> [Short problem] Return, unchanged, the lines from the one containing "data-point-bi [538, 156, 549, 167]" through the end of the records, including both ends.

*-*-*

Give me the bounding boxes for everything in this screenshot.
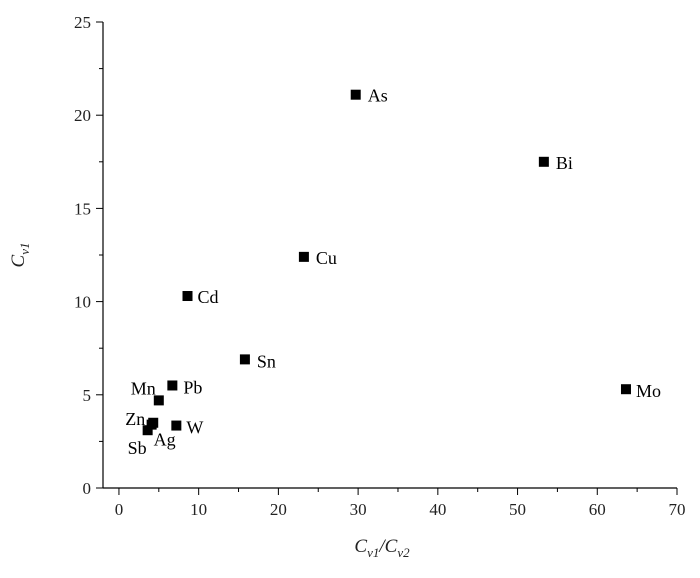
data-point-bi [538, 156, 549, 167]
point-label-cd: Cd [198, 287, 219, 307]
x-tick-label: 30 [350, 500, 367, 519]
point-label-bi: Bi [556, 153, 573, 173]
y-tick-label: 0 [83, 479, 92, 498]
x-tick-label: 20 [270, 500, 287, 519]
point-label-mo: Mo [636, 381, 661, 401]
data-point-sb [142, 425, 153, 436]
data-point-cd [182, 291, 193, 302]
point-label-w: W [186, 418, 203, 438]
point-label-sn: Sn [257, 351, 276, 371]
x-tick-label: 0 [115, 500, 124, 519]
data-point-sn [239, 354, 250, 365]
data-points [142, 89, 631, 436]
x-tick-label: 40 [429, 500, 446, 519]
x-tick-label: 70 [669, 500, 686, 519]
y-tick-label: 20 [74, 106, 91, 125]
y-tick-label: 25 [74, 13, 91, 32]
ticks: 0 10 20 30 40 50 60 70 0 5 10 15 20 25 [74, 13, 686, 519]
point-labels: As Bi Cu Cd Sn Mo Pb Mn Zn W Sb Ag [125, 86, 661, 459]
x-tick-label: 50 [509, 500, 526, 519]
data-point-as [350, 89, 361, 100]
data-point-mn [153, 395, 164, 406]
y-tick-label: 15 [74, 199, 91, 218]
data-point-ag [146, 419, 157, 430]
x-axis-title: Cv1/Cv2 [354, 536, 410, 560]
data-point-pb [167, 380, 178, 391]
x-tick-label: 10 [190, 500, 207, 519]
point-label-ag: Ag [154, 430, 176, 450]
y-axis-title: Cv1 [8, 243, 32, 268]
y-tick-label: 5 [83, 386, 92, 405]
x-tick-label: 60 [589, 500, 606, 519]
data-point-cu [298, 251, 309, 262]
y-tick-label: 10 [74, 293, 91, 312]
point-label-mn: Mn [131, 378, 156, 398]
point-label-as: As [368, 86, 388, 106]
point-label-pb: Pb [183, 377, 202, 397]
point-label-zn: Zn [125, 409, 145, 429]
point-label-sb: Sb [128, 438, 147, 458]
data-point-w [171, 420, 182, 431]
point-label-cu: Cu [316, 248, 337, 268]
data-point-mo [620, 384, 631, 395]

*-*-*

> [Solution to this task]
data-point-bi [538, 156, 549, 167]
point-label-cd: Cd [198, 287, 219, 307]
x-tick-label: 30 [350, 500, 367, 519]
point-label-bi: Bi [556, 153, 573, 173]
y-tick-label: 0 [83, 479, 92, 498]
x-tick-label: 20 [270, 500, 287, 519]
point-label-mo: Mo [636, 381, 661, 401]
data-point-sb [142, 425, 153, 436]
data-point-cd [182, 291, 193, 302]
point-label-w: W [186, 418, 203, 438]
point-label-sn: Sn [257, 351, 276, 371]
x-tick-label: 0 [115, 500, 124, 519]
data-point-sn [239, 354, 250, 365]
data-points [142, 89, 631, 436]
x-tick-label: 40 [429, 500, 446, 519]
x-tick-label: 70 [669, 500, 686, 519]
y-tick-label: 20 [74, 106, 91, 125]
y-tick-label: 25 [74, 13, 91, 32]
ticks: 0 10 20 30 40 50 60 70 0 5 10 15 20 25 [74, 13, 686, 519]
point-labels: As Bi Cu Cd Sn Mo Pb Mn Zn W Sb Ag [125, 86, 661, 459]
x-tick-label: 50 [509, 500, 526, 519]
data-point-as [350, 89, 361, 100]
data-point-mn [153, 395, 164, 406]
y-tick-label: 15 [74, 199, 91, 218]
data-point-ag [146, 419, 157, 430]
x-axis-title: Cv1/Cv2 [354, 536, 410, 560]
data-point-pb [167, 380, 178, 391]
x-tick-label: 10 [190, 500, 207, 519]
point-label-ag: Ag [154, 430, 176, 450]
y-axis-title: Cv1 [8, 243, 32, 268]
y-tick-label: 5 [83, 386, 92, 405]
x-tick-label: 60 [589, 500, 606, 519]
data-point-cu [298, 251, 309, 262]
y-tick-label: 10 [74, 293, 91, 312]
point-label-mn: Mn [131, 378, 156, 398]
point-label-as: As [368, 86, 388, 106]
point-label-pb: Pb [183, 377, 202, 397]
point-label-zn: Zn [125, 409, 145, 429]
point-label-sb: Sb [128, 438, 147, 458]
data-point-w [171, 420, 182, 431]
point-label-cu: Cu [316, 248, 337, 268]
data-point-mo [620, 384, 631, 395]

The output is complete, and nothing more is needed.